▼▼▼
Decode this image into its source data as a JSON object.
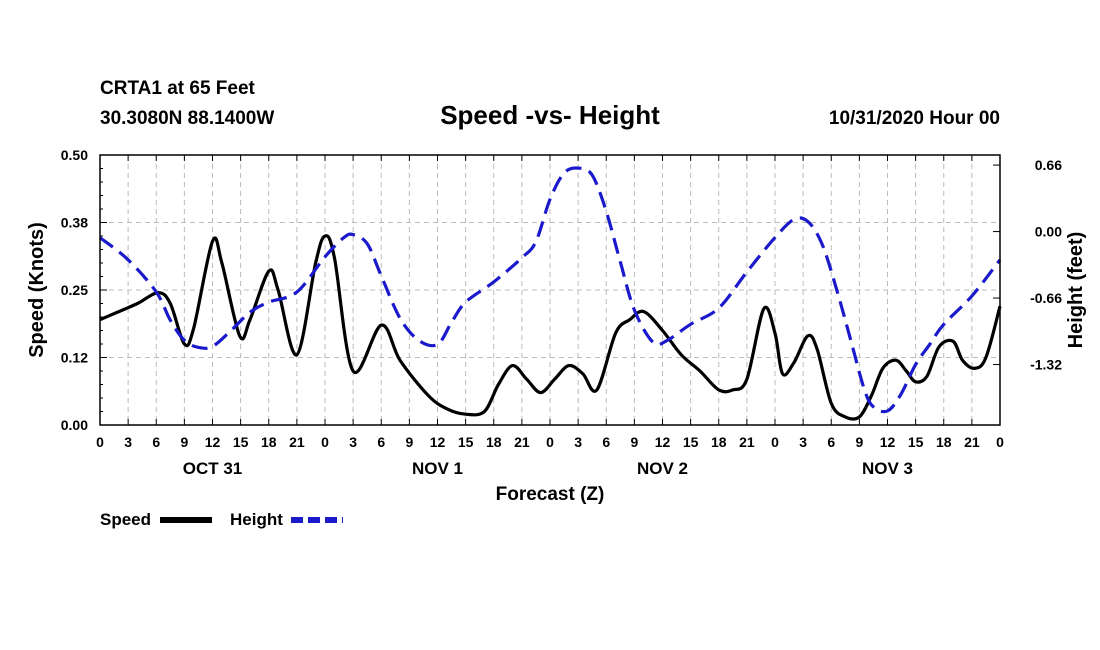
{
  "chart_data": {
    "type": "line",
    "station": "CRTA1 at 65 Feet",
    "location": "30.3080N 88.1400W",
    "title": "Speed -vs- Height",
    "issued": "10/31/2020 Hour 00",
    "xlabel": "Forecast (Z)",
    "ylabel_left": "Speed (Knots)",
    "ylabel_right": "Height (feet)",
    "x_unit": "forecast hour",
    "xlim": [
      0,
      96
    ],
    "ylim_left": [
      0.0,
      0.5
    ],
    "ylim_right": [
      -1.92,
      0.76
    ],
    "left_ticks": [
      {
        "value": 0.0,
        "label": "0.00"
      },
      {
        "value": 0.125,
        "label": "0.12"
      },
      {
        "value": 0.25,
        "label": "0.25"
      },
      {
        "value": 0.375,
        "label": "0.38"
      },
      {
        "value": 0.5,
        "label": "0.50"
      }
    ],
    "right_ticks": [
      {
        "value": 0.66,
        "label": "0.66"
      },
      {
        "value": 0.0,
        "label": "0.00"
      },
      {
        "value": -0.66,
        "label": "-0.66"
      },
      {
        "value": -1.32,
        "label": "-1.32"
      }
    ],
    "x_ticks": [
      {
        "hour": 0,
        "label": "0"
      },
      {
        "hour": 3,
        "label": "3"
      },
      {
        "hour": 6,
        "label": "6"
      },
      {
        "hour": 9,
        "label": "9"
      },
      {
        "hour": 12,
        "label": "12"
      },
      {
        "hour": 15,
        "label": "15"
      },
      {
        "hour": 18,
        "label": "18"
      },
      {
        "hour": 21,
        "label": "21"
      },
      {
        "hour": 24,
        "label": "0"
      },
      {
        "hour": 27,
        "label": "3"
      },
      {
        "hour": 30,
        "label": "6"
      },
      {
        "hour": 33,
        "label": "9"
      },
      {
        "hour": 36,
        "label": "12"
      },
      {
        "hour": 39,
        "label": "15"
      },
      {
        "hour": 42,
        "label": "18"
      },
      {
        "hour": 45,
        "label": "21"
      },
      {
        "hour": 48,
        "label": "0"
      },
      {
        "hour": 51,
        "label": "3"
      },
      {
        "hour": 54,
        "label": "6"
      },
      {
        "hour": 57,
        "label": "9"
      },
      {
        "hour": 60,
        "label": "12"
      },
      {
        "hour": 63,
        "label": "15"
      },
      {
        "hour": 66,
        "label": "18"
      },
      {
        "hour": 69,
        "label": "21"
      },
      {
        "hour": 72,
        "label": "0"
      },
      {
        "hour": 75,
        "label": "3"
      },
      {
        "hour": 78,
        "label": "6"
      },
      {
        "hour": 81,
        "label": "9"
      },
      {
        "hour": 84,
        "label": "12"
      },
      {
        "hour": 87,
        "label": "15"
      },
      {
        "hour": 90,
        "label": "18"
      },
      {
        "hour": 93,
        "label": "21"
      },
      {
        "hour": 96,
        "label": "0"
      }
    ],
    "day_labels": [
      {
        "hour": 12,
        "label": "OCT 31"
      },
      {
        "hour": 36,
        "label": "NOV 1"
      },
      {
        "hour": 60,
        "label": "NOV 2"
      },
      {
        "hour": 84,
        "label": "NOV 3"
      }
    ],
    "legend": [
      {
        "name": "Speed",
        "color": "#000000",
        "style": "solid"
      },
      {
        "name": "Height",
        "color": "#1a1acc",
        "style": "dashed"
      }
    ],
    "series": [
      {
        "name": "Speed",
        "axis": "left",
        "color": "#000000",
        "x": [
          0,
          2,
          4,
          6.2,
          7.5,
          9,
          10,
          12,
          13,
          14.9,
          16,
          18,
          19,
          21,
          23,
          24,
          25,
          27,
          30,
          32,
          35,
          37,
          39,
          41,
          42.5,
          44,
          45.5,
          47,
          48.5,
          50,
          51.5,
          53,
          55,
          56.5,
          58,
          60,
          62,
          64,
          66,
          67.5,
          69,
          70.8,
          72,
          72.8,
          74,
          75.5,
          76.5,
          78,
          79.5,
          81,
          82.3,
          83.5,
          84.9,
          86,
          87,
          88.2,
          89.5,
          91,
          92,
          93.3,
          94.5,
          96
        ],
        "values": [
          0.195,
          0.21,
          0.225,
          0.245,
          0.225,
          0.15,
          0.18,
          0.34,
          0.3,
          0.165,
          0.195,
          0.285,
          0.25,
          0.13,
          0.3,
          0.35,
          0.31,
          0.1,
          0.185,
          0.12,
          0.055,
          0.03,
          0.02,
          0.025,
          0.075,
          0.11,
          0.085,
          0.06,
          0.085,
          0.11,
          0.095,
          0.065,
          0.17,
          0.195,
          0.21,
          0.175,
          0.13,
          0.1,
          0.065,
          0.065,
          0.085,
          0.215,
          0.17,
          0.095,
          0.115,
          0.165,
          0.14,
          0.04,
          0.015,
          0.015,
          0.055,
          0.105,
          0.12,
          0.1,
          0.08,
          0.09,
          0.145,
          0.155,
          0.12,
          0.105,
          0.125,
          0.22
        ]
      },
      {
        "name": "Height",
        "axis": "right",
        "color": "#1a1acc",
        "x": [
          0,
          3,
          6,
          7.5,
          9,
          10.5,
          12,
          14,
          16,
          18,
          21,
          24,
          26,
          27,
          28.5,
          30,
          32,
          34,
          36,
          37.5,
          39,
          42,
          45,
          46.5,
          48,
          49.5,
          51,
          52.5,
          54,
          55.5,
          57,
          59,
          60.5,
          63,
          66,
          69,
          72,
          74,
          75.5,
          77,
          78.5,
          80,
          81.5,
          82.5,
          84,
          85.4,
          87,
          88.5,
          90,
          93,
          96
        ],
        "values": [
          -0.06,
          -0.28,
          -0.6,
          -0.88,
          -1.08,
          -1.15,
          -1.14,
          -0.98,
          -0.8,
          -0.7,
          -0.6,
          -0.25,
          -0.06,
          -0.03,
          -0.12,
          -0.44,
          -0.86,
          -1.08,
          -1.12,
          -0.9,
          -0.7,
          -0.5,
          -0.26,
          -0.1,
          0.32,
          0.58,
          0.63,
          0.56,
          0.2,
          -0.3,
          -0.78,
          -1.1,
          -1.08,
          -0.92,
          -0.76,
          -0.4,
          -0.06,
          0.12,
          0.1,
          -0.12,
          -0.55,
          -1.05,
          -1.56,
          -1.74,
          -1.78,
          -1.62,
          -1.32,
          -1.12,
          -0.92,
          -0.64,
          -0.28
        ]
      }
    ]
  }
}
▲▲▲
EXERCISE PROMPT> Reproduce the material in its entirety and word for word, without the pictures.

FULL ANSWER>
Decode this image into its source data as a JSON object.
{
  "chart_data": {
    "type": "line",
    "station": "CRTA1 at 65 Feet",
    "location": "30.3080N 88.1400W",
    "title": "Speed -vs- Height",
    "issued": "10/31/2020 Hour 00",
    "xlabel": "Forecast (Z)",
    "ylabel_left": "Speed (Knots)",
    "ylabel_right": "Height (feet)",
    "x_unit": "forecast hour",
    "xlim": [
      0,
      96
    ],
    "ylim_left": [
      0.0,
      0.5
    ],
    "ylim_right": [
      -1.92,
      0.76
    ],
    "left_ticks": [
      {
        "value": 0.0,
        "label": "0.00"
      },
      {
        "value": 0.125,
        "label": "0.12"
      },
      {
        "value": 0.25,
        "label": "0.25"
      },
      {
        "value": 0.375,
        "label": "0.38"
      },
      {
        "value": 0.5,
        "label": "0.50"
      }
    ],
    "right_ticks": [
      {
        "value": 0.66,
        "label": "0.66"
      },
      {
        "value": 0.0,
        "label": "0.00"
      },
      {
        "value": -0.66,
        "label": "-0.66"
      },
      {
        "value": -1.32,
        "label": "-1.32"
      }
    ],
    "x_ticks": [
      {
        "hour": 0,
        "label": "0"
      },
      {
        "hour": 3,
        "label": "3"
      },
      {
        "hour": 6,
        "label": "6"
      },
      {
        "hour": 9,
        "label": "9"
      },
      {
        "hour": 12,
        "label": "12"
      },
      {
        "hour": 15,
        "label": "15"
      },
      {
        "hour": 18,
        "label": "18"
      },
      {
        "hour": 21,
        "label": "21"
      },
      {
        "hour": 24,
        "label": "0"
      },
      {
        "hour": 27,
        "label": "3"
      },
      {
        "hour": 30,
        "label": "6"
      },
      {
        "hour": 33,
        "label": "9"
      },
      {
        "hour": 36,
        "label": "12"
      },
      {
        "hour": 39,
        "label": "15"
      },
      {
        "hour": 42,
        "label": "18"
      },
      {
        "hour": 45,
        "label": "21"
      },
      {
        "hour": 48,
        "label": "0"
      },
      {
        "hour": 51,
        "label": "3"
      },
      {
        "hour": 54,
        "label": "6"
      },
      {
        "hour": 57,
        "label": "9"
      },
      {
        "hour": 60,
        "label": "12"
      },
      {
        "hour": 63,
        "label": "15"
      },
      {
        "hour": 66,
        "label": "18"
      },
      {
        "hour": 69,
        "label": "21"
      },
      {
        "hour": 72,
        "label": "0"
      },
      {
        "hour": 75,
        "label": "3"
      },
      {
        "hour": 78,
        "label": "6"
      },
      {
        "hour": 81,
        "label": "9"
      },
      {
        "hour": 84,
        "label": "12"
      },
      {
        "hour": 87,
        "label": "15"
      },
      {
        "hour": 90,
        "label": "18"
      },
      {
        "hour": 93,
        "label": "21"
      },
      {
        "hour": 96,
        "label": "0"
      }
    ],
    "day_labels": [
      {
        "hour": 12,
        "label": "OCT 31"
      },
      {
        "hour": 36,
        "label": "NOV 1"
      },
      {
        "hour": 60,
        "label": "NOV 2"
      },
      {
        "hour": 84,
        "label": "NOV 3"
      }
    ],
    "legend": [
      {
        "name": "Speed",
        "color": "#000000",
        "style": "solid"
      },
      {
        "name": "Height",
        "color": "#1a1acc",
        "style": "dashed"
      }
    ],
    "series": [
      {
        "name": "Speed",
        "axis": "left",
        "color": "#000000",
        "x": [
          0,
          2,
          4,
          6.2,
          7.5,
          9,
          10,
          12,
          13,
          14.9,
          16,
          18,
          19,
          21,
          23,
          24,
          25,
          27,
          30,
          32,
          35,
          37,
          39,
          41,
          42.5,
          44,
          45.5,
          47,
          48.5,
          50,
          51.5,
          53,
          55,
          56.5,
          58,
          60,
          62,
          64,
          66,
          67.5,
          69,
          70.8,
          72,
          72.8,
          74,
          75.5,
          76.5,
          78,
          79.5,
          81,
          82.3,
          83.5,
          84.9,
          86,
          87,
          88.2,
          89.5,
          91,
          92,
          93.3,
          94.5,
          96
        ],
        "values": [
          0.195,
          0.21,
          0.225,
          0.245,
          0.225,
          0.15,
          0.18,
          0.34,
          0.3,
          0.165,
          0.195,
          0.285,
          0.25,
          0.13,
          0.3,
          0.35,
          0.31,
          0.1,
          0.185,
          0.12,
          0.055,
          0.03,
          0.02,
          0.025,
          0.075,
          0.11,
          0.085,
          0.06,
          0.085,
          0.11,
          0.095,
          0.065,
          0.17,
          0.195,
          0.21,
          0.175,
          0.13,
          0.1,
          0.065,
          0.065,
          0.085,
          0.215,
          0.17,
          0.095,
          0.115,
          0.165,
          0.14,
          0.04,
          0.015,
          0.015,
          0.055,
          0.105,
          0.12,
          0.1,
          0.08,
          0.09,
          0.145,
          0.155,
          0.12,
          0.105,
          0.125,
          0.22
        ]
      },
      {
        "name": "Height",
        "axis": "right",
        "color": "#1a1acc",
        "x": [
          0,
          3,
          6,
          7.5,
          9,
          10.5,
          12,
          14,
          16,
          18,
          21,
          24,
          26,
          27,
          28.5,
          30,
          32,
          34,
          36,
          37.5,
          39,
          42,
          45,
          46.5,
          48,
          49.5,
          51,
          52.5,
          54,
          55.5,
          57,
          59,
          60.5,
          63,
          66,
          69,
          72,
          74,
          75.5,
          77,
          78.5,
          80,
          81.5,
          82.5,
          84,
          85.4,
          87,
          88.5,
          90,
          93,
          96
        ],
        "values": [
          -0.06,
          -0.28,
          -0.6,
          -0.88,
          -1.08,
          -1.15,
          -1.14,
          -0.98,
          -0.8,
          -0.7,
          -0.6,
          -0.25,
          -0.06,
          -0.03,
          -0.12,
          -0.44,
          -0.86,
          -1.08,
          -1.12,
          -0.9,
          -0.7,
          -0.5,
          -0.26,
          -0.1,
          0.32,
          0.58,
          0.63,
          0.56,
          0.2,
          -0.3,
          -0.78,
          -1.1,
          -1.08,
          -0.92,
          -0.76,
          -0.4,
          -0.06,
          0.12,
          0.1,
          -0.12,
          -0.55,
          -1.05,
          -1.56,
          -1.74,
          -1.78,
          -1.62,
          -1.32,
          -1.12,
          -0.92,
          -0.64,
          -0.28
        ]
      }
    ]
  }
}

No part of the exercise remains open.